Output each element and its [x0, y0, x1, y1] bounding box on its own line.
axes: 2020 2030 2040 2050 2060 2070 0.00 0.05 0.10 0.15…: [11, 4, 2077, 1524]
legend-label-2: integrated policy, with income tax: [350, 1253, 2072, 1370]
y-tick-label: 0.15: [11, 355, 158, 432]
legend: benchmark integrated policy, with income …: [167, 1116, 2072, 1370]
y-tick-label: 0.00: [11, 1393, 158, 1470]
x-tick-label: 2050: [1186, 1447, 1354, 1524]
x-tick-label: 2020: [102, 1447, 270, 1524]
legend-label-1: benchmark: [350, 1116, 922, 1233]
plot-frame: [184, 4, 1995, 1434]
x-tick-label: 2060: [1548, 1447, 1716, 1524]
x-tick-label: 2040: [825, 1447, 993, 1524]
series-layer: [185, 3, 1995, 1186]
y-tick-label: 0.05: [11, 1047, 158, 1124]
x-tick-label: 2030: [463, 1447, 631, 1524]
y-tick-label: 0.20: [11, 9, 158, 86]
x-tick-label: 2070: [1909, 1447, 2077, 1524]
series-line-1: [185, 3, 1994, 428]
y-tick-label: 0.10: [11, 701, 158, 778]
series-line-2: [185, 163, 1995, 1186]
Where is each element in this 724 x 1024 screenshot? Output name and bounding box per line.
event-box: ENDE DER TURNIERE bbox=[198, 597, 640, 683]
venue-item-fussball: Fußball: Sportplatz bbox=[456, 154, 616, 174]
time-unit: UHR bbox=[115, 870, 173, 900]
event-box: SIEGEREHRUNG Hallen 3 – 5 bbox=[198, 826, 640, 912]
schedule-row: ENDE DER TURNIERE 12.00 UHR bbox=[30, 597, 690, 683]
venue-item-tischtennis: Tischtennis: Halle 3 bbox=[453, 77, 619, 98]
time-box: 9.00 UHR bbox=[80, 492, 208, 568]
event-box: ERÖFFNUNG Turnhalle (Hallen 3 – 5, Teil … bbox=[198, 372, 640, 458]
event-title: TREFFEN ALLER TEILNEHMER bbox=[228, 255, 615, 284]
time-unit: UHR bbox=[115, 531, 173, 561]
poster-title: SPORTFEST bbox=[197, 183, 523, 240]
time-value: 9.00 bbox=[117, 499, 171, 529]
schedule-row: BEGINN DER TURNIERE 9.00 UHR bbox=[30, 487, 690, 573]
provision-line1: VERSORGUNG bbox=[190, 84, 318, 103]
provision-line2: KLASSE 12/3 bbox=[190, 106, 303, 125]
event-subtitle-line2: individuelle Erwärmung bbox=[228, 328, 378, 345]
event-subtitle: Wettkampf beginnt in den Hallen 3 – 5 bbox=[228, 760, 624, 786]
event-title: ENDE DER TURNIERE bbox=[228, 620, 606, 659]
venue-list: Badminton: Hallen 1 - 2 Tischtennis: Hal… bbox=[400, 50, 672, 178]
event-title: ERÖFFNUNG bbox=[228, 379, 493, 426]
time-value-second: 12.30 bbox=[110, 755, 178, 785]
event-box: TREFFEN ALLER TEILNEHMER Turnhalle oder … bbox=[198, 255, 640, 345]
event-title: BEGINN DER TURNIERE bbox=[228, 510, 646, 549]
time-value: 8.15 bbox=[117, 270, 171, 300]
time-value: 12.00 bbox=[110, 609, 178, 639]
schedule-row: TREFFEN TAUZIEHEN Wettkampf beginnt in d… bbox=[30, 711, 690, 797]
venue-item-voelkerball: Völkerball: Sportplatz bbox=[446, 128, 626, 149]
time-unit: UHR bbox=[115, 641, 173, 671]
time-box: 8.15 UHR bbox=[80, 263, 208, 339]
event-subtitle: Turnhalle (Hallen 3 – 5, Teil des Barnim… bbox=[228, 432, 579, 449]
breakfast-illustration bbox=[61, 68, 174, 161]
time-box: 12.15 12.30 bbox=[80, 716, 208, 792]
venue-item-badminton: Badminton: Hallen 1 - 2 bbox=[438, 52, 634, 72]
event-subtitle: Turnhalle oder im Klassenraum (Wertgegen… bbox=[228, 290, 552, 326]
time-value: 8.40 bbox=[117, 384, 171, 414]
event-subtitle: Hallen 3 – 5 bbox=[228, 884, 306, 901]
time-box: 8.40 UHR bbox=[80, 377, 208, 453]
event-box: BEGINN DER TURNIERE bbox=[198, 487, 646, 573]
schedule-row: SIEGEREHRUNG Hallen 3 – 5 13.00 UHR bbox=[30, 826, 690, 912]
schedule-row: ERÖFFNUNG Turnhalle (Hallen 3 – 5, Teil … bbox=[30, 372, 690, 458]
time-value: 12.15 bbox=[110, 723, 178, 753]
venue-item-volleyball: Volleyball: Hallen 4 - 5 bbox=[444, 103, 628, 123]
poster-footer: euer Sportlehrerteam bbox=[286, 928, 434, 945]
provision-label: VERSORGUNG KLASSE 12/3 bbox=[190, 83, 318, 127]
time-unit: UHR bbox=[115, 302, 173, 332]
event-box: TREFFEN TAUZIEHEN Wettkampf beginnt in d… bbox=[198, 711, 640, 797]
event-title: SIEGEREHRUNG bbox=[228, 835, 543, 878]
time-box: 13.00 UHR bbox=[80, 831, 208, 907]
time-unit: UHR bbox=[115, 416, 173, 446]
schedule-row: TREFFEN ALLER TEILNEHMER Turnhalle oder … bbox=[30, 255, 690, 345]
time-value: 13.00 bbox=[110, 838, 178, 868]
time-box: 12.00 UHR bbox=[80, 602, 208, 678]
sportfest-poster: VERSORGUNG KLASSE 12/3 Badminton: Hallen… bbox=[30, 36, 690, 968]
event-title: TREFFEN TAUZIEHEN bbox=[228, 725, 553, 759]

The task:
Copy every line in the items above without changing anything.

Final answer:
Output each element and its [x0, y0, x1, y1] bounding box on its own line.
axes: 2020 2030 2040 2050 2060 2070 0.00 0.05 0.10 0.15…: [11, 4, 2077, 1524]
legend-label-2: integrated policy, with income tax: [350, 1253, 2072, 1370]
y-tick-label: 0.15: [11, 355, 158, 432]
legend: benchmark integrated policy, with income …: [167, 1116, 2072, 1370]
y-tick-label: 0.00: [11, 1393, 158, 1470]
x-tick-label: 2050: [1186, 1447, 1354, 1524]
x-tick-label: 2020: [102, 1447, 270, 1524]
legend-label-1: benchmark: [350, 1116, 922, 1233]
plot-frame: [184, 4, 1995, 1434]
x-tick-label: 2060: [1548, 1447, 1716, 1524]
x-tick-label: 2040: [825, 1447, 993, 1524]
series-layer: [185, 3, 1995, 1186]
y-tick-label: 0.05: [11, 1047, 158, 1124]
x-tick-label: 2030: [463, 1447, 631, 1524]
y-tick-label: 0.20: [11, 9, 158, 86]
x-tick-label: 2070: [1909, 1447, 2077, 1524]
series-line-1: [185, 3, 1994, 428]
y-tick-label: 0.10: [11, 701, 158, 778]
series-line-2: [185, 163, 1995, 1186]
Where is each element in this 724 x 1024 screenshot? Output name and bounding box per line.
event-box: ENDE DER TURNIERE bbox=[198, 597, 640, 683]
venue-item-fussball: Fußball: Sportplatz bbox=[456, 154, 616, 174]
time-unit: UHR bbox=[115, 870, 173, 900]
event-box: SIEGEREHRUNG Hallen 3 – 5 bbox=[198, 826, 640, 912]
schedule-row: ENDE DER TURNIERE 12.00 UHR bbox=[30, 597, 690, 683]
venue-item-tischtennis: Tischtennis: Halle 3 bbox=[453, 77, 619, 98]
time-box: 9.00 UHR bbox=[80, 492, 208, 568]
event-box: ERÖFFNUNG Turnhalle (Hallen 3 – 5, Teil … bbox=[198, 372, 640, 458]
event-title: TREFFEN ALLER TEILNEHMER bbox=[228, 255, 615, 284]
time-unit: UHR bbox=[115, 531, 173, 561]
poster-title: SPORTFEST bbox=[197, 183, 523, 240]
time-value: 9.00 bbox=[117, 499, 171, 529]
schedule-row: BEGINN DER TURNIERE 9.00 UHR bbox=[30, 487, 690, 573]
provision-line1: VERSORGUNG bbox=[190, 84, 318, 103]
provision-line2: KLASSE 12/3 bbox=[190, 106, 303, 125]
event-subtitle-line2: individuelle Erwärmung bbox=[228, 328, 378, 345]
event-subtitle: Wettkampf beginnt in den Hallen 3 – 5 bbox=[228, 760, 624, 786]
event-title: ENDE DER TURNIERE bbox=[228, 620, 606, 659]
venue-list: Badminton: Hallen 1 - 2 Tischtennis: Hal… bbox=[400, 50, 672, 178]
event-title: ERÖFFNUNG bbox=[228, 379, 493, 426]
time-value-second: 12.30 bbox=[110, 755, 178, 785]
event-box: TREFFEN ALLER TEILNEHMER Turnhalle oder … bbox=[198, 255, 640, 345]
event-title: BEGINN DER TURNIERE bbox=[228, 510, 646, 549]
time-value: 8.15 bbox=[117, 270, 171, 300]
time-value: 12.00 bbox=[110, 609, 178, 639]
schedule-row: TREFFEN TAUZIEHEN Wettkampf beginnt in d… bbox=[30, 711, 690, 797]
venue-item-voelkerball: Völkerball: Sportplatz bbox=[446, 128, 626, 149]
time-unit: UHR bbox=[115, 641, 173, 671]
time-box: 8.15 UHR bbox=[80, 263, 208, 339]
event-subtitle: Turnhalle (Hallen 3 – 5, Teil des Barnim… bbox=[228, 432, 579, 449]
breakfast-illustration bbox=[61, 68, 174, 161]
time-box: 12.15 12.30 bbox=[80, 716, 208, 792]
venue-item-badminton: Badminton: Hallen 1 - 2 bbox=[438, 52, 634, 72]
event-subtitle: Turnhalle oder im Klassenraum (Wertgegen… bbox=[228, 290, 552, 326]
time-value: 8.40 bbox=[117, 384, 171, 414]
event-subtitle: Hallen 3 – 5 bbox=[228, 884, 306, 901]
time-box: 8.40 UHR bbox=[80, 377, 208, 453]
event-box: BEGINN DER TURNIERE bbox=[198, 487, 646, 573]
schedule-row: SIEGEREHRUNG Hallen 3 – 5 13.00 UHR bbox=[30, 826, 690, 912]
schedule-row: ERÖFFNUNG Turnhalle (Hallen 3 – 5, Teil … bbox=[30, 372, 690, 458]
time-value: 12.15 bbox=[110, 723, 178, 753]
venue-item-volleyball: Volleyball: Hallen 4 - 5 bbox=[444, 103, 628, 123]
poster-footer: euer Sportlehrerteam bbox=[286, 928, 434, 945]
provision-label: VERSORGUNG KLASSE 12/3 bbox=[190, 83, 318, 127]
time-unit: UHR bbox=[115, 302, 173, 332]
event-box: TREFFEN TAUZIEHEN Wettkampf beginnt in d… bbox=[198, 711, 640, 797]
event-title: SIEGEREHRUNG bbox=[228, 835, 543, 878]
time-box: 13.00 UHR bbox=[80, 831, 208, 907]
time-unit: UHR bbox=[115, 416, 173, 446]
schedule-row: TREFFEN ALLER TEILNEHMER Turnhalle oder … bbox=[30, 255, 690, 345]
time-value: 13.00 bbox=[110, 838, 178, 868]
time-box: 12.00 UHR bbox=[80, 602, 208, 678]
sportfest-poster: VERSORGUNG KLASSE 12/3 Badminton: Hallen… bbox=[30, 36, 690, 968]
event-title: TREFFEN TAUZIEHEN bbox=[228, 725, 553, 759]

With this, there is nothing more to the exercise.